#### KUTIPAN HALAMAN

Jumat, 09 September 2011

HUKUM SEPUTAR LEMBAGA ZAKAT, HAKIKAT ‘AMIL , DAN HUKUM MENYERAHKAN ZAKAT PADA PENGUASA SAAT INI


Siapakah yang berhak mengumpulkan dan membagikan zakat? Bolehkah lembaga-lembaga yang bergerak di bidang sosial, pendidikan,yayasan milik perorangan atau kelompok memungut dan membagikan zakat?

Jawaban
Zakat merupakan salah satu dari kewajiban-kewajiban Islam, sepertinya halnya shalat, shaum, jihad, dll. Di dalam al quran terdapat puluhan ayat mengenai zakat. Salah satunya adalah:
خُذْ مِنْ أَمْوَالِهِمْ صَدَقَةً تُطَهِّرُهُمْ وَتُزَكِّيهِمْ بِهَا
Ambillah sedekah (zakat) dari sebagian harta mereka untuk mensucikan dan membersihkan mereka (QS. At-Taubah [9]: 103)
Dalam menafsirkan ayat ini, Kamaluddin bin Human, seorang Muhaqqiq Madzhab Hanafi berkata :
“Bahwa dhahir dari firman Allah SWT: ambillah zakat dari sebagian harta mereka…, mewajibkan hak mengambil zakat itu secara mutlak oleh penguasa (Imam/khalifah),baik harta dzahir dan batin”
Imam ar-Razi dalam menafsirkan surah at-taubah ayat 60, beliau menghubungkannya dengan sura at-taubah ayat 103. Ar-Razi berkata :
“Ayat ini menunjukkan bahwa zakat inim yang mengurus pengambilan dan pembagiannya adalah penguasa (Imam/Khalifah) dan orang-orang yang ditunjuknya”.
Sedang al-Jashahsh berpendapat bahwa pengambilan zakat adalah semata-mata kewajiban (hak) seorang imam. Apabila dikeluarkan oleh muzakki kepada orang miskin, maka hal itu tidak dibolehkan. Sebab, hak seorang imam/khalifah untuk seterusnya tetap ada dalam kewajibannya mengumpulkan dan membagikan zakat. Hal tersebut tidak boleh dialihkan kepada orang lain .

########
#### INFORMASI YANG DIBERIKAN

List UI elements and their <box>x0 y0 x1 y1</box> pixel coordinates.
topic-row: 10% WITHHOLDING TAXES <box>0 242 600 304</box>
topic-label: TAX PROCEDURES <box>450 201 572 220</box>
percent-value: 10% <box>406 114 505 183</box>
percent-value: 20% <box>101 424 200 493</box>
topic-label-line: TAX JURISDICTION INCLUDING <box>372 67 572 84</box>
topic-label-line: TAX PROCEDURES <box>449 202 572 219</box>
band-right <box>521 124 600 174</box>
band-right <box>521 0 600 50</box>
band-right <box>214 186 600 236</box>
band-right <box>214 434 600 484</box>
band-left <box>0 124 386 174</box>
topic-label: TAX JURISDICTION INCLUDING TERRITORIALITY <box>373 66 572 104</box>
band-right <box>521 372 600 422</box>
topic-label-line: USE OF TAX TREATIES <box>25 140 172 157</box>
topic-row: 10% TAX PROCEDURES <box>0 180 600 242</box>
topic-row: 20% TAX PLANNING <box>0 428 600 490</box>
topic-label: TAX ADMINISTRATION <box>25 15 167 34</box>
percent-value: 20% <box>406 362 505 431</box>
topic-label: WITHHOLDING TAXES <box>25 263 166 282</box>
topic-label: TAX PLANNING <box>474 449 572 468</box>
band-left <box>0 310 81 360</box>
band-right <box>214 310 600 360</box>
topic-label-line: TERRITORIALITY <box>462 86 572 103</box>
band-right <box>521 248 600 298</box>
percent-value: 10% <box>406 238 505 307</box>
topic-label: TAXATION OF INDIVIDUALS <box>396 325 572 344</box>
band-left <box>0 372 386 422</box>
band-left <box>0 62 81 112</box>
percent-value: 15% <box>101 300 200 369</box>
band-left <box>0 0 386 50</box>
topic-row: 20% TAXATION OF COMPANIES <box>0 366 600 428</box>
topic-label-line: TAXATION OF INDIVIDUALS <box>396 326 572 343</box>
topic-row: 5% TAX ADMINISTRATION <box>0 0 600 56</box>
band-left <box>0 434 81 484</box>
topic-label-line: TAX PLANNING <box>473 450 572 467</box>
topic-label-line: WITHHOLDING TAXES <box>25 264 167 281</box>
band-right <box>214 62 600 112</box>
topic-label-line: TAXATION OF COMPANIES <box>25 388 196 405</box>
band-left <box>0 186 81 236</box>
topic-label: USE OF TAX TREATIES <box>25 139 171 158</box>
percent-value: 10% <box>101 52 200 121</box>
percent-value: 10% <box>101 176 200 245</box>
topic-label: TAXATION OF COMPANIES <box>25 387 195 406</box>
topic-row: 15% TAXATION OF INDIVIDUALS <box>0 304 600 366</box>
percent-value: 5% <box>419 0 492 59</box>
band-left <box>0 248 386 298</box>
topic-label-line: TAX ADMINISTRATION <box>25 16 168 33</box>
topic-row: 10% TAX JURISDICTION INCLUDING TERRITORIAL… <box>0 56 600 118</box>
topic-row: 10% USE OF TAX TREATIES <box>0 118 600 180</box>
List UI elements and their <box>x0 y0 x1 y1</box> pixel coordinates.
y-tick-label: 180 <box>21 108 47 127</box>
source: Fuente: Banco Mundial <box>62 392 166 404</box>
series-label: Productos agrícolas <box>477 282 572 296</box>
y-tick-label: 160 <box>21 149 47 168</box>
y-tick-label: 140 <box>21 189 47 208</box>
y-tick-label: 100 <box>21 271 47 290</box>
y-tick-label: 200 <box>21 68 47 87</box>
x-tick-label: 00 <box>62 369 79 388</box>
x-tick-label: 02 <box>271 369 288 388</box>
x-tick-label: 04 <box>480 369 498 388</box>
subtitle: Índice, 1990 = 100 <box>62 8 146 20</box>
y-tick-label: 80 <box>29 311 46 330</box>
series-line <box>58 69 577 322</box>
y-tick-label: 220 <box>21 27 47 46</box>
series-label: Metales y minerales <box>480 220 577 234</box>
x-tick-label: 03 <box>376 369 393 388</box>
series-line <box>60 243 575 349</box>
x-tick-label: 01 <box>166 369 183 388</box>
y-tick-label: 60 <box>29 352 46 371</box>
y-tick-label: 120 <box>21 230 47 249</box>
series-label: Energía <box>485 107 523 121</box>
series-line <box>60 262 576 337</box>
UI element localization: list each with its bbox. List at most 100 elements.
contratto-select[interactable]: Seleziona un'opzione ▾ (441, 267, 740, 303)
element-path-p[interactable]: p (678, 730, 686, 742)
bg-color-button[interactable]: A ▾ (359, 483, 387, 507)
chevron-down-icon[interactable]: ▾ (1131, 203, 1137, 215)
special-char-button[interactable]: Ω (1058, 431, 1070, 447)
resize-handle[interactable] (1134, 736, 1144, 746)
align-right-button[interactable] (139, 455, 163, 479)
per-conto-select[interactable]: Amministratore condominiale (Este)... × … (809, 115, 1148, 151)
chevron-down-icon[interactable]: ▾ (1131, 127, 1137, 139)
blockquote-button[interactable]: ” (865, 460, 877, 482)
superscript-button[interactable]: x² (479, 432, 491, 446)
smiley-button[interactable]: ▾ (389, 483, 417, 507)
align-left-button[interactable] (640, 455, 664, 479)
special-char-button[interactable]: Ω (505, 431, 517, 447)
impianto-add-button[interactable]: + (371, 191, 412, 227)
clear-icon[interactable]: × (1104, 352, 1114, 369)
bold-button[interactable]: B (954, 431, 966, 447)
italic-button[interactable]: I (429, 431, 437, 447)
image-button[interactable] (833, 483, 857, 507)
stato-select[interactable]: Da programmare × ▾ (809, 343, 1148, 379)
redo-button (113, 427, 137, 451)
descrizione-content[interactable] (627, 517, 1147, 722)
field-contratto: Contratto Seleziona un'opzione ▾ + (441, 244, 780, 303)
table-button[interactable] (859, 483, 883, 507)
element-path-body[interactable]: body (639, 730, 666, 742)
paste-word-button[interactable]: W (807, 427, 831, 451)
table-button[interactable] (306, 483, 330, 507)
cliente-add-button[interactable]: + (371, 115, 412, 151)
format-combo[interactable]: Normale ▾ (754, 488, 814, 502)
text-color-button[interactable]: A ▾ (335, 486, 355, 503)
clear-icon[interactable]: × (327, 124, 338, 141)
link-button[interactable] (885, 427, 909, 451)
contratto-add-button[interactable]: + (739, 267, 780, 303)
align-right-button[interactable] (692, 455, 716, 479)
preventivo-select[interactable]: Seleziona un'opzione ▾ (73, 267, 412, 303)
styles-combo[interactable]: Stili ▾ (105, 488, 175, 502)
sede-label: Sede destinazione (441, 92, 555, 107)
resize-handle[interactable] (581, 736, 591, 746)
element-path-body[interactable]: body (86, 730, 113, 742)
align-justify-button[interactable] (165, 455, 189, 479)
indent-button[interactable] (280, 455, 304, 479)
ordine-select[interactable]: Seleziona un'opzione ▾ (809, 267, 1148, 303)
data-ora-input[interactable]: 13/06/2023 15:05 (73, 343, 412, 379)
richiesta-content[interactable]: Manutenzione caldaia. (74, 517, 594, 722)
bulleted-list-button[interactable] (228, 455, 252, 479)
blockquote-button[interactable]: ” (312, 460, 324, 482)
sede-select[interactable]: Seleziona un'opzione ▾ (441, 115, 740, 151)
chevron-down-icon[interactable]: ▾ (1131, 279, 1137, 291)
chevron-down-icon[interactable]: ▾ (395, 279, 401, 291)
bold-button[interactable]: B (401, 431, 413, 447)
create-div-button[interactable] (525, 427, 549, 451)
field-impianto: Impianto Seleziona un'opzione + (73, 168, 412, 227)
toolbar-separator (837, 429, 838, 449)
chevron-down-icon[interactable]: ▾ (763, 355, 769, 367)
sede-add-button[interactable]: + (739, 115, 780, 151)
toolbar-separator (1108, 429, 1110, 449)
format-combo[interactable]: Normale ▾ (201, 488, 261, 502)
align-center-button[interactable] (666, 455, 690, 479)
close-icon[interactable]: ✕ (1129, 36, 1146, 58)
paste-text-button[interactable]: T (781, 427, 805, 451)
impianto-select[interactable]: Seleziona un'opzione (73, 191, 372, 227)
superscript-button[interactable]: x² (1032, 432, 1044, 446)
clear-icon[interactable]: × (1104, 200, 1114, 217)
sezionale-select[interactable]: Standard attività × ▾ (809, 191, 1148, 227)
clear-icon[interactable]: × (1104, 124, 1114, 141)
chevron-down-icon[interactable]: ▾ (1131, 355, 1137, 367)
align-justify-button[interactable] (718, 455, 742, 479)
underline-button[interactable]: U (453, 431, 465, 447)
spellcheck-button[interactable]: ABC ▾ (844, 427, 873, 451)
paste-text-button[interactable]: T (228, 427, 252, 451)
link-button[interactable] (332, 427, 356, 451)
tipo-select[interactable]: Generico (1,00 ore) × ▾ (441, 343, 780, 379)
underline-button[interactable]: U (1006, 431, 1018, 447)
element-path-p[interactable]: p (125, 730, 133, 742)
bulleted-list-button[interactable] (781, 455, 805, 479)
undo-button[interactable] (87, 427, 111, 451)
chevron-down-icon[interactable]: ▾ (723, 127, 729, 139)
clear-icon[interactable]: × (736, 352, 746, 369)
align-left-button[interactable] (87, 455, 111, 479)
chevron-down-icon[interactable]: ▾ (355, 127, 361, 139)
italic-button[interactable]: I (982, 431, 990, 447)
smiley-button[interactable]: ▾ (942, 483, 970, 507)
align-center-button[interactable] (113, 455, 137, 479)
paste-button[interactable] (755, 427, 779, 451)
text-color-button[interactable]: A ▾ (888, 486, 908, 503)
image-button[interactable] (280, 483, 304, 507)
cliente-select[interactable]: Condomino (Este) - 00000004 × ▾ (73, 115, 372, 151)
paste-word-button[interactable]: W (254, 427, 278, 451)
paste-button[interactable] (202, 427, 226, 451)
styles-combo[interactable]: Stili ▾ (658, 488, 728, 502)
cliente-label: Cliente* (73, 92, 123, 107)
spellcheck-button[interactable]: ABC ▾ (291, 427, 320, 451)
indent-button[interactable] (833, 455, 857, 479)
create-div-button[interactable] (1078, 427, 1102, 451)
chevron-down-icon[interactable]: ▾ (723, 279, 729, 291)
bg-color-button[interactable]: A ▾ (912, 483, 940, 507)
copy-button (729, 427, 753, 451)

########

__TUJUAN TUGAS__. Lanjutkan teks tentang hukum pengelolaan zakat di atas, mulai setelah kalimat terakhir yang ditampilkan.

__JAWABAN YANG BENAR__.
Hal ini semakin diperkuat dengan banyak hadist yang menegaskan bahwa penguasa (Imam/khliafah)lah yang mengangkat orang yang berhak memungut zakat. Dari Ibnu ‘Abbas, ketika itu Rasulullah mengutus Mu’adz bin Jabal ke Yaman. Beliau bersabda:
فَأَعْلِمْهُمْ أَنَّ اللَّهَ افْتَرَضَ عَلَيْهِمْ صَدَقَةً فِى أَمْوَالِهِمْ ، تُؤْخَذُ مِنْ أَغْنِيَائِهِمْ وَتُرَدُّ عَلَى فُقَرَائِهِمْ
Beritahukanlah kepada mereka (Penduduk Yaman), bahwa Allah SWT telah mewajibkan atas sebagain harta mereka untuk dikeluarkan sedekah (zakat)nya. Ambilllah ia dari orang-orang kaya dari mereka dan bagikan pada orang miskin dari mereka (HR. Bukhari dan Muslim)
Dalam menjelaskan hadist ini, Imam Ibnu Hajar al Atsqalani berkata :
“Hadist ini dapat dijadikan alas an bahwa penguasa adalah orang yang bertugas mengumpulkan dan membagikan zakat, baik dilakukannya sendiri secara langsung laupun melalui wakilnya. Siapa saja di antara mereka ada yang menolak mengeluarkan zakat, maka hendaklah zakat itu diambil dari orang tersebut secara paksa”.
Demikian juga, bila kita tinjau dari aspek siapakah sejatinya yang disebut ‘amil zakat, maka ha ini semakin menegaskan bahwa yang berhak memungut dan mendistribusikan zakat hanyalah Imam. Pada saat menafsirkan surah at-taubah ayat 60 Imam Qurthubi menjelaskanpengertian ‘amil, yaitu orang-orang yang ditugaskan oleh imam/khalifah untuk mengumpulkan zakat zakat seiizin dari Imam tersebut . Demikian pula saat membahas masalah ini, Imam Nawawi mengatakan :
“Wajib bagi Imam menugaskan seseorang sebagai petugas yang mengambil sedekah (zakat). Sebab Nabi saw dan khalifah sesudah beliaupun selalu mengutus petugas zakat ini. Hal ini dilakukan karena di antara manusia ada orang yang memiliki harta tetapi tidak tahu yang wajib baginya. Selain itu, adapula orang yang kikir sehingga wajib bagi penguasa mengutus seseorang untuk mengambilnya”.
Demikian pula syaikh Abdul Qadim Zallum menyatakan :
“Zakat, baik berupa ternak, buah-buahan/biji-bijian,uang atau harta perdagangan, semua itu harus diserahkan kepada khalifah atau orang-orang yang mewakilinya , yang dalam hal ini bisa para wali (semacam gurbernur) atau para amil (semacam bupati) yang ditunjuk oleh khalifah. Atau tugas ini diserahkan pada amil-amil zakat”.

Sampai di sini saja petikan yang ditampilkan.